◆ Data records:
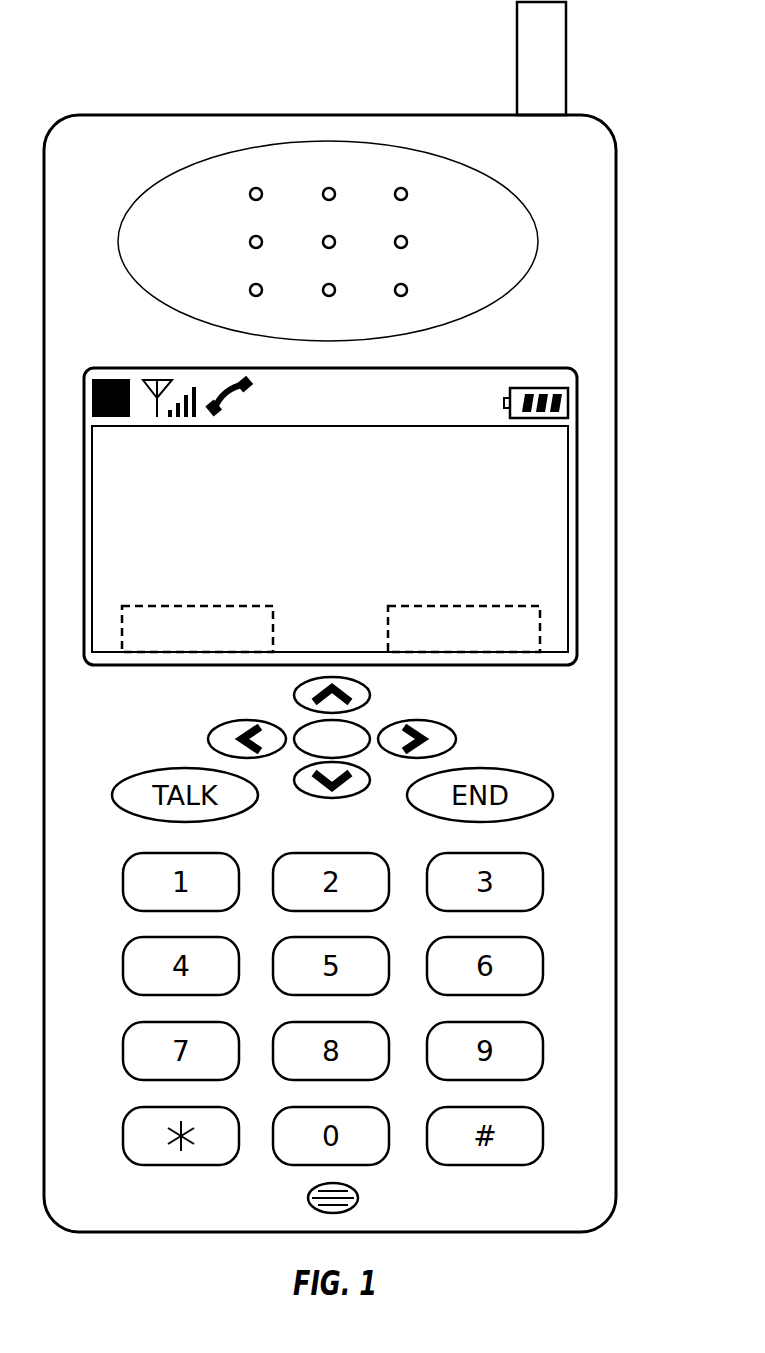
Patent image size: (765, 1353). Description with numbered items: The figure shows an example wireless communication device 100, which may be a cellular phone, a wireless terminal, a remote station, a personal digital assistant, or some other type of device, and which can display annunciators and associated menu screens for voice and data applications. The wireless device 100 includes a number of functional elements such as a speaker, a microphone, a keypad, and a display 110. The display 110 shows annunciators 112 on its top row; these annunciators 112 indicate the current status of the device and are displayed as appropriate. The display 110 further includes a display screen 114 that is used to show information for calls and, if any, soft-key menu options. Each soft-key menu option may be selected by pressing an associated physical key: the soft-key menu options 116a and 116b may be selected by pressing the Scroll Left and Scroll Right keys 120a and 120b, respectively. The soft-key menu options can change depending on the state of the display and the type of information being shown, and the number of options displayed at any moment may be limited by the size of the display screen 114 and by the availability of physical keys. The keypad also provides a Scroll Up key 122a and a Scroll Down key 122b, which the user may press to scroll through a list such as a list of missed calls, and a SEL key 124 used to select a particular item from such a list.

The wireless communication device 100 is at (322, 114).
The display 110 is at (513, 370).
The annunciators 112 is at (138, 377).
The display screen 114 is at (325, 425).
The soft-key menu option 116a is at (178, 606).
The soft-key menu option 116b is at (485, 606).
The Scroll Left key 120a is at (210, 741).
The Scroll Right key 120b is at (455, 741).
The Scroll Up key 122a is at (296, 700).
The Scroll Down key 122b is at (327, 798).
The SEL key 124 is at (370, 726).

◆ Exercise:
Express each line of the material above as a row in a Markdown table with the columns Row and Text, numbering the rows in order. Omit blank lines and the picture.

◆ Answer to this task:
| Row | Text |
|---|---|
| 1 | Patent image size: (765, 1353). Description with numbered items: The figure shows an example wireless communication device 100, which may be a cellular phone, a wireless terminal, a remote station, a personal digital assistant, or some other type of device, and which can display annunciators and associated menu screens for voice and data applications. The wireless device 100 includes a number of functional elements such as a speaker, a microphone, a keypad, and a display 110. The display 110 shows annunciators 112 on its top row; these annunciators 112 indicate the current status of the device and are displayed as appropriate. The display 110 further includes a display screen 114 that is used to show information for calls and, if any, soft-key menu options. Each soft-key menu option may be selected by pressing an associated physical key: the soft-key menu options 116a and 116b may be selected by pressing the Scroll Left and Scroll Right keys 120a and 120b, respectively. The soft-key menu options can change depending on the state of the display and the type of information being shown, and the number of options displayed at any moment may be limited by the size of the display screen 114 and by the availability of physical keys. The keypad also provides a Scroll Up key 122a and a Scroll Down key 122b, which the user may press to scroll through a list such as a list of missed calls, and a SEL key 124 used to select a particular item from such a list. |
| 2 | The wireless communication device 100 is at (322, 114). |
| 3 | The display 110 is at (513, 370). |
| 4 | The annunciators 112 is at (138, 377). |
| 5 | The display screen 114 is at (325, 425). |
| 6 | The soft-key menu option 116a is at (178, 606). |
| 7 | The soft-key menu option 116b is at (485, 606). |
| 8 | The Scroll Left key 120a is at (210, 741). |
| 9 | The Scroll Right key 120b is at (455, 741). |
| 10 | The Scroll Up key 122a is at (296, 700). |
| 11 | The Scroll Down key 122b is at (327, 798). |
| 12 | The SEL key 124 is at (370, 726). |